Output the material beneath exactly, leaving nothing out.

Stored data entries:
== == ==

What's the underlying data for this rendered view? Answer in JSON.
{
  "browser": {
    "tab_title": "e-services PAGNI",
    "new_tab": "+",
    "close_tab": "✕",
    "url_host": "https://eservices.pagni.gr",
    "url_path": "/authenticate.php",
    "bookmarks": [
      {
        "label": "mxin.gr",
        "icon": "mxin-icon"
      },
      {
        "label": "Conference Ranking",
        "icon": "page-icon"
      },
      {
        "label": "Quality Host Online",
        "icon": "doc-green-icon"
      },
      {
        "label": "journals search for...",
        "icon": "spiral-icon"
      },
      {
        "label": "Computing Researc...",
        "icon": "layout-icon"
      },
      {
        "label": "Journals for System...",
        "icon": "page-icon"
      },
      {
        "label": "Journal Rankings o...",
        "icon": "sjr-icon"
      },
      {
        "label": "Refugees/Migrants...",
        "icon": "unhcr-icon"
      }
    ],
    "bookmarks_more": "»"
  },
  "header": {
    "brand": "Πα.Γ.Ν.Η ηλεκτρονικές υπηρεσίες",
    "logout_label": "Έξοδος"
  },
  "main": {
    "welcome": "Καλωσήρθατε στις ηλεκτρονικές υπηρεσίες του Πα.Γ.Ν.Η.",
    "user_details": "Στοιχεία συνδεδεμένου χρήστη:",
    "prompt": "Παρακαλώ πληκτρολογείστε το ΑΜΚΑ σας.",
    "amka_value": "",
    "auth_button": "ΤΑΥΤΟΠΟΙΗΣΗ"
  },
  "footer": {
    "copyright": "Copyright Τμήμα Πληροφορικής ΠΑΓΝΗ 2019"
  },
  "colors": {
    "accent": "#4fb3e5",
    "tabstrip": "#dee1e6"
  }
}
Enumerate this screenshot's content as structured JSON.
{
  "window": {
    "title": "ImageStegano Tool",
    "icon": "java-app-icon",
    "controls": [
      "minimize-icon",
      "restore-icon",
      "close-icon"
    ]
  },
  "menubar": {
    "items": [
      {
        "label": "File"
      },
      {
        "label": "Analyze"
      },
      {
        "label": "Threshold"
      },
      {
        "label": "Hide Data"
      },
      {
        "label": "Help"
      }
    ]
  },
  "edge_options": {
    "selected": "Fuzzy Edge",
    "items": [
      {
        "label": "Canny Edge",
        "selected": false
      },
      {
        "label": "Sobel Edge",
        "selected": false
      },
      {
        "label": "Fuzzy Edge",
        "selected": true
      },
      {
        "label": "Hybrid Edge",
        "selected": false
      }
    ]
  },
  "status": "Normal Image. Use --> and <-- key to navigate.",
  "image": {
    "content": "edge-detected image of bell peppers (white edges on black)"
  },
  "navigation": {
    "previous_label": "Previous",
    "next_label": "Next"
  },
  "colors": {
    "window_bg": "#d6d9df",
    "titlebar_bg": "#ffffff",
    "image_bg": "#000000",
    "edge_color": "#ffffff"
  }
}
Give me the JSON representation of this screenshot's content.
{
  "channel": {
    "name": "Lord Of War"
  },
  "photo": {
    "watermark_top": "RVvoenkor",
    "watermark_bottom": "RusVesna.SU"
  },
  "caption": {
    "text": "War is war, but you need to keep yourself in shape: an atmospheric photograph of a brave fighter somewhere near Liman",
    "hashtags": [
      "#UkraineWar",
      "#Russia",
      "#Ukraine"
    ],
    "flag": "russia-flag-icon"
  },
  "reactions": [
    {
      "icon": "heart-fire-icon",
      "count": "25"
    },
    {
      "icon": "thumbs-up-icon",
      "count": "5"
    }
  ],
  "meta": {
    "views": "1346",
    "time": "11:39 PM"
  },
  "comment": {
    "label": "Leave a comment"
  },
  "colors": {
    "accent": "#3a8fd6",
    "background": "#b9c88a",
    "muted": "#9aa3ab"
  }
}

== == ==

• Worked solution:
What's the underlying data for this rendered view? Answer in JSON.
{
  "browser": {
    "tab_title": "e-services PAGNI",
    "new_tab": "+",
    "close_tab": "✕",
    "url_host": "https://eservices.pagni.gr",
    "url_path": "/authenticate.php",
    "bookmarks": [
      {
        "label": "mxin.gr",
        "icon": "mxin-icon"
      },
      {
        "label": "Conference Ranking",
        "icon": "page-icon"
      },
      {
        "label": "Quality Host Online",
        "icon": "doc-green-icon"
      },
      {
        "label": "journals search for...",
        "icon": "spiral-icon"
      },
      {
        "label": "Computing Researc...",
        "icon": "layout-icon"
      },
      {
        "label": "Journals for System...",
        "icon": "page-icon"
      },
      {
        "label": "Journal Rankings o...",
        "icon": "sjr-icon"
      },
      {
        "label": "Refugees/Migrants...",
        "icon": "unhcr-icon"
      }
    ],
    "bookmarks_more": "»"
  },
  "header": {
    "brand": "Πα.Γ.Ν.Η ηλεκτρονικές υπηρεσίες",
    "logout_label": "Έξοδος"
  },
  "main": {
    "welcome": "Καλωσήρθατε στις ηλεκτρονικές υπηρεσίες του Πα.Γ.Ν.Η.",
    "user_details": "Στοιχεία συνδεδεμένου χρήστη:",
    "prompt": "Παρακαλώ πληκτρολογείστε το ΑΜΚΑ σας.",
    "amka_value": "",
    "auth_button": "ΤΑΥΤΟΠΟΙΗΣΗ"
  },
  "footer": {
    "copyright": "Copyright Τμήμα Πληροφορικής ΠΑΓΝΗ 2019"
  },
  "colors": {
    "accent": "#4fb3e5",
    "tabstrip": "#dee1e6"
  }
}
Enumerate this screenshot's content as structured JSON.
{
  "window": {
    "title": "ImageStegano Tool",
    "icon": "java-app-icon",
    "controls": [
      "minimize-icon",
      "restore-icon",
      "close-icon"
    ]
  },
  "menubar": {
    "items": [
      {
        "label": "File"
      },
      {
        "label": "Analyze"
      },
      {
        "label": "Threshold"
      },
      {
        "label": "Hide Data"
      },
      {
        "label": "Help"
      }
    ]
  },
  "edge_options": {
    "selected": "Fuzzy Edge",
    "items": [
      {
        "label": "Canny Edge",
        "selected": false
      },
      {
        "label": "Sobel Edge",
        "selected": false
      },
      {
        "label": "Fuzzy Edge",
        "selected": true
      },
      {
        "label": "Hybrid Edge",
        "selected": false
      }
    ]
  },
  "status": "Normal Image. Use --> and <-- key to navigate.",
  "image": {
    "content": "edge-detected image of bell peppers (white edges on black)"
  },
  "navigation": {
    "previous_label": "Previous",
    "next_label": "Next"
  },
  "colors": {
    "window_bg": "#d6d9df",
    "titlebar_bg": "#ffffff",
    "image_bg": "#000000",
    "edge_color": "#ffffff"
  }
}
Give me the JSON representation of this screenshot's content.
{
  "channel": {
    "name": "Lord Of War"
  },
  "photo": {
    "watermark_top": "RVvoenkor",
    "watermark_bottom": "RusVesna.SU"
  },
  "caption": {
    "text": "War is war, but you need to keep yourself in shape: an atmospheric photograph of a brave fighter somewhere near Liman",
    "hashtags": [
      "#UkraineWar",
      "#Russia",
      "#Ukraine"
    ],
    "flag": "russia-flag-icon"
  },
  "reactions": [
    {
      "icon": "heart-fire-icon",
      "count": "25"
    },
    {
      "icon": "thumbs-up-icon",
      "count": "5"
    }
  ],
  "meta": {
    "views": "1346",
    "time": "11:39 PM"
  },
  "comment": {
    "label": "Leave a comment"
  },
  "colors": {
    "accent": "#3a8fd6",
    "background": "#b9c88a",
    "muted": "#9aa3ab"
  }
}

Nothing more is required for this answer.